**WHAT IS EXPECTED**: Reproduce every entry in the listing without alteration.

**GIVEN INFORMATION**:
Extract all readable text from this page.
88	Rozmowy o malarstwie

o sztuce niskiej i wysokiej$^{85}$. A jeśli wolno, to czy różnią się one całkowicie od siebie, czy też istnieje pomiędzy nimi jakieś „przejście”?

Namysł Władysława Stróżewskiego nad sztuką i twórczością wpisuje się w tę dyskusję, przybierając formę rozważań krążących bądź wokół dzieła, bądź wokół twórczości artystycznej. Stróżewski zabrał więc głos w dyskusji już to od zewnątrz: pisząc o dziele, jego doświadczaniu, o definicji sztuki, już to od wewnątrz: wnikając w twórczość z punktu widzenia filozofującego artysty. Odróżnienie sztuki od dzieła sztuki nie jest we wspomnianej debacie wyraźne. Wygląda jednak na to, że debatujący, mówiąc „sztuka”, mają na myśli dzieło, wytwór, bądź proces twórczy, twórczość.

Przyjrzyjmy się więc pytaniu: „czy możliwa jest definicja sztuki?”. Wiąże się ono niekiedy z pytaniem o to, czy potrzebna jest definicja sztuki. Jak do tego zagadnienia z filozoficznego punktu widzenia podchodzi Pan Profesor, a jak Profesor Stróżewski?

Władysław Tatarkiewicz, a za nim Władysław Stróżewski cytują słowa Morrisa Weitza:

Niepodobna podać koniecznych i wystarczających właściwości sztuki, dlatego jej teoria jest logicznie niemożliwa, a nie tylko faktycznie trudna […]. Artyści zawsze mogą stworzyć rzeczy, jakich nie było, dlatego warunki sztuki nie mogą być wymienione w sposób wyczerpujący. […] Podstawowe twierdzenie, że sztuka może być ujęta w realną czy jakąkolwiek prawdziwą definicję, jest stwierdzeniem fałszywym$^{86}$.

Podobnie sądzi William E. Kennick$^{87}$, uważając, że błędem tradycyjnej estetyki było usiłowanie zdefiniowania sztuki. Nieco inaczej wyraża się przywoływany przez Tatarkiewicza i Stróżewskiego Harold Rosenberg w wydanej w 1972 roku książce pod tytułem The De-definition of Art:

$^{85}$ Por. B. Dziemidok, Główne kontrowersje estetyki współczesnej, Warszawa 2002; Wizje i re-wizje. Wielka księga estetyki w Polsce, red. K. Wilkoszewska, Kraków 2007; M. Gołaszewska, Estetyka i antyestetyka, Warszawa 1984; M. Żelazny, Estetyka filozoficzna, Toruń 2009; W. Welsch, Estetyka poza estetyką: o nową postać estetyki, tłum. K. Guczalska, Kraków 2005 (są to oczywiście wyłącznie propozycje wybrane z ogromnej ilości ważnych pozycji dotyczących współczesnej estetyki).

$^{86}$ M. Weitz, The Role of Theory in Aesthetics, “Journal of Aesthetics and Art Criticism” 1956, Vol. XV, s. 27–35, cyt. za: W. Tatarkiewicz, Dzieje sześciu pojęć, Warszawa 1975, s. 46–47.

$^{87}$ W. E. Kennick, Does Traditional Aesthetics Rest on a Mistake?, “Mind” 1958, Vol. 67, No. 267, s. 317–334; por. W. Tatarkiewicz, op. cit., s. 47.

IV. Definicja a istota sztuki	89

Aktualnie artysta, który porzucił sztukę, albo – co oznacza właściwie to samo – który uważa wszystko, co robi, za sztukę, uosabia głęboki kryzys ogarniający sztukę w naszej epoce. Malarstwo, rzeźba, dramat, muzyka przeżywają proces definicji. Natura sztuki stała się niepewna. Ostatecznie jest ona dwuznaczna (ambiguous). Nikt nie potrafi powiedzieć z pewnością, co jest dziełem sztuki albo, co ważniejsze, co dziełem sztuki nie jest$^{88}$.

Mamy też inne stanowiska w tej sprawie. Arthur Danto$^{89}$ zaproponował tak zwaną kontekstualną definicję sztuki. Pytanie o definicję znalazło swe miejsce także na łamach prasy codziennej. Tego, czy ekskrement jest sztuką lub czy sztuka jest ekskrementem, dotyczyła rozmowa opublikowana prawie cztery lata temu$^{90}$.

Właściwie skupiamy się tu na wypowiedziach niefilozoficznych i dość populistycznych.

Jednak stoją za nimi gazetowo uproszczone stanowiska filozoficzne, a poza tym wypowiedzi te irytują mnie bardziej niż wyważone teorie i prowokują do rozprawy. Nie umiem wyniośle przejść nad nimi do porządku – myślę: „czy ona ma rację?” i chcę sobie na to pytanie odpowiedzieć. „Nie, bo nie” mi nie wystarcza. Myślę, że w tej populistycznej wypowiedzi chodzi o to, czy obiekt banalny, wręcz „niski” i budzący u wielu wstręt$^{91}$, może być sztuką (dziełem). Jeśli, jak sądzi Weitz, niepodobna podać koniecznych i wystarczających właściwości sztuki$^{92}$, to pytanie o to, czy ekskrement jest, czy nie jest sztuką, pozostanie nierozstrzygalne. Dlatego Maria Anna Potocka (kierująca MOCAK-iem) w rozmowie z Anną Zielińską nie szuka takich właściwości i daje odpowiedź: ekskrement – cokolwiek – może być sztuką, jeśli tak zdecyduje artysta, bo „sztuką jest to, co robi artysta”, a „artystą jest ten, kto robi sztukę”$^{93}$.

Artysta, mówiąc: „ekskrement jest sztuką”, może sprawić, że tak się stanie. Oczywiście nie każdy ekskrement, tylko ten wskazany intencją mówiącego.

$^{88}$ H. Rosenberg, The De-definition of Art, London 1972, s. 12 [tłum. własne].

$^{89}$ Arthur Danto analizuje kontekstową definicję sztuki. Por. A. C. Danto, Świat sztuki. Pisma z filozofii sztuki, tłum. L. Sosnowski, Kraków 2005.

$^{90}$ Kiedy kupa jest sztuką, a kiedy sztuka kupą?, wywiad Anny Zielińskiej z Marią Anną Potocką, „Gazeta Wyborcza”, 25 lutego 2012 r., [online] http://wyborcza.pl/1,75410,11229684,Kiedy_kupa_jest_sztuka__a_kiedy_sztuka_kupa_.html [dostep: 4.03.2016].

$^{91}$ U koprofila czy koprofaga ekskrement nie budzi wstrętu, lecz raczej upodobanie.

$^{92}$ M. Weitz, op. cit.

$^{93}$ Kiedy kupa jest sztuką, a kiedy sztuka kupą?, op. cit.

**THE RESULT**:
Extract all readable text from this page.
88	Rozmowy o malarstwie

o sztuce niskiej i wysokiej$^{85}$. A jeśli wolno, to czy różnią się one całkowicie od siebie, czy też istnieje pomiędzy nimi jakieś „przejście”?

Namysł Władysława Stróżewskiego nad sztuką i twórczością wpisuje się w tę dyskusję, przybierając formę rozważań krążących bądź wokół dzieła, bądź wokół twórczości artystycznej. Stróżewski zabrał więc głos w dyskusji już to od zewnątrz: pisząc o dziele, jego doświadczaniu, o definicji sztuki, już to od wewnątrz: wnikając w twórczość z punktu widzenia filozofującego artysty. Odróżnienie sztuki od dzieła sztuki nie jest we wspomnianej debacie wyraźne. Wygląda jednak na to, że debatujący, mówiąc „sztuka”, mają na myśli dzieło, wytwór, bądź proces twórczy, twórczość.

Przyjrzyjmy się więc pytaniu: „czy możliwa jest definicja sztuki?”. Wiąże się ono niekiedy z pytaniem o to, czy potrzebna jest definicja sztuki. Jak do tego zagadnienia z filozoficznego punktu widzenia podchodzi Pan Profesor, a jak Profesor Stróżewski?

Władysław Tatarkiewicz, a za nim Władysław Stróżewski cytują słowa Morrisa Weitza:

Niepodobna podać koniecznych i wystarczających właściwości sztuki, dlatego jej teoria jest logicznie niemożliwa, a nie tylko faktycznie trudna […]. Artyści zawsze mogą stworzyć rzeczy, jakich nie było, dlatego warunki sztuki nie mogą być wymienione w sposób wyczerpujący. […] Podstawowe twierdzenie, że sztuka może być ujęta w realną czy jakąkolwiek prawdziwą definicję, jest stwierdzeniem fałszywym$^{86}$.

Podobnie sądzi William E. Kennick$^{87}$, uważając, że błędem tradycyjnej estetyki było usiłowanie zdefiniowania sztuki. Nieco inaczej wyraża się przywoływany przez Tatarkiewicza i Stróżewskiego Harold Rosenberg w wydanej w 1972 roku książce pod tytułem The De-definition of Art:

$^{85}$ Por. B. Dziemidok, Główne kontrowersje estetyki współczesnej, Warszawa 2002; Wizje i re-wizje. Wielka księga estetyki w Polsce, red. K. Wilkoszewska, Kraków 2007; M. Gołaszewska, Estetyka i antyestetyka, Warszawa 1984; M. Żelazny, Estetyka filozoficzna, Toruń 2009; W. Welsch, Estetyka poza estetyką: o nową postać estetyki, tłum. K. Guczalska, Kraków 2005 (są to oczywiście wyłącznie propozycje wybrane z ogromnej ilości ważnych pozycji dotyczących współczesnej estetyki).

$^{86}$ M. Weitz, The Role of Theory in Aesthetics, “Journal of Aesthetics and Art Criticism” 1956, Vol. XV, s. 27–35, cyt. za: W. Tatarkiewicz, Dzieje sześciu pojęć, Warszawa 1975, s. 46–47.

$^{87}$ W. E. Kennick, Does Traditional Aesthetics Rest on a Mistake?, “Mind” 1958, Vol. 67, No. 267, s. 317–334; por. W. Tatarkiewicz, op. cit., s. 47.

IV. Definicja a istota sztuki	89

Aktualnie artysta, który porzucił sztukę, albo – co oznacza właściwie to samo – który uważa wszystko, co robi, za sztukę, uosabia głęboki kryzys ogarniający sztukę w naszej epoce. Malarstwo, rzeźba, dramat, muzyka przeżywają proces definicji. Natura sztuki stała się niepewna. Ostatecznie jest ona dwuznaczna (ambiguous). Nikt nie potrafi powiedzieć z pewnością, co jest dziełem sztuki albo, co ważniejsze, co dziełem sztuki nie jest$^{88}$.

Mamy też inne stanowiska w tej sprawie. Arthur Danto$^{89}$ zaproponował tak zwaną kontekstualną definicję sztuki. Pytanie o definicję znalazło swe miejsce także na łamach prasy codziennej. Tego, czy ekskrement jest sztuką lub czy sztuka jest ekskrementem, dotyczyła rozmowa opublikowana prawie cztery lata temu$^{90}$.

Właściwie skupiamy się tu na wypowiedziach niefilozoficznych i dość populistycznych.

Jednak stoją za nimi gazetowo uproszczone stanowiska filozoficzne, a poza tym wypowiedzi te irytują mnie bardziej niż wyważone teorie i prowokują do rozprawy. Nie umiem wyniośle przejść nad nimi do porządku – myślę: „czy ona ma rację?” i chcę sobie na to pytanie odpowiedzieć. „Nie, bo nie” mi nie wystarcza. Myślę, że w tej populistycznej wypowiedzi chodzi o to, czy obiekt banalny, wręcz „niski” i budzący u wielu wstręt$^{91}$, może być sztuką (dziełem). Jeśli, jak sądzi Weitz, niepodobna podać koniecznych i wystarczających właściwości sztuki$^{92}$, to pytanie o to, czy ekskrement jest, czy nie jest sztuką, pozostanie nierozstrzygalne. Dlatego Maria Anna Potocka (kierująca MOCAK-iem) w rozmowie z Anną Zielińską nie szuka takich właściwości i daje odpowiedź: ekskrement – cokolwiek – może być sztuką, jeśli tak zdecyduje artysta, bo „sztuką jest to, co robi artysta”, a „artystą jest ten, kto robi sztukę”$^{93}$.

Artysta, mówiąc: „ekskrement jest sztuką”, może sprawić, że tak się stanie. Oczywiście nie każdy ekskrement, tylko ten wskazany intencją mówiącego.

$^{88}$ H. Rosenberg, The De-definition of Art, London 1972, s. 12 [tłum. własne].

$^{89}$ Arthur Danto analizuje kontekstową definicję sztuki. Por. A. C. Danto, Świat sztuki. Pisma z filozofii sztuki, tłum. L. Sosnowski, Kraków 2005.

$^{90}$ Kiedy kupa jest sztuką, a kiedy sztuka kupą?, wywiad Anny Zielińskiej z Marią Anną Potocką, „Gazeta Wyborcza”, 25 lutego 2012 r., [online] http://wyborcza.pl/1,75410,11229684,Kiedy_kupa_jest_sztuka__a_kiedy_sztuka_kupa_.html [dostep: 4.03.2016].

$^{91}$ U koprofila czy koprofaga ekskrement nie budzi wstrętu, lecz raczej upodobanie.

$^{92}$ M. Weitz, op. cit.

$^{93}$ Kiedy kupa jest sztuką, a kiedy sztuka kupą?, op. cit.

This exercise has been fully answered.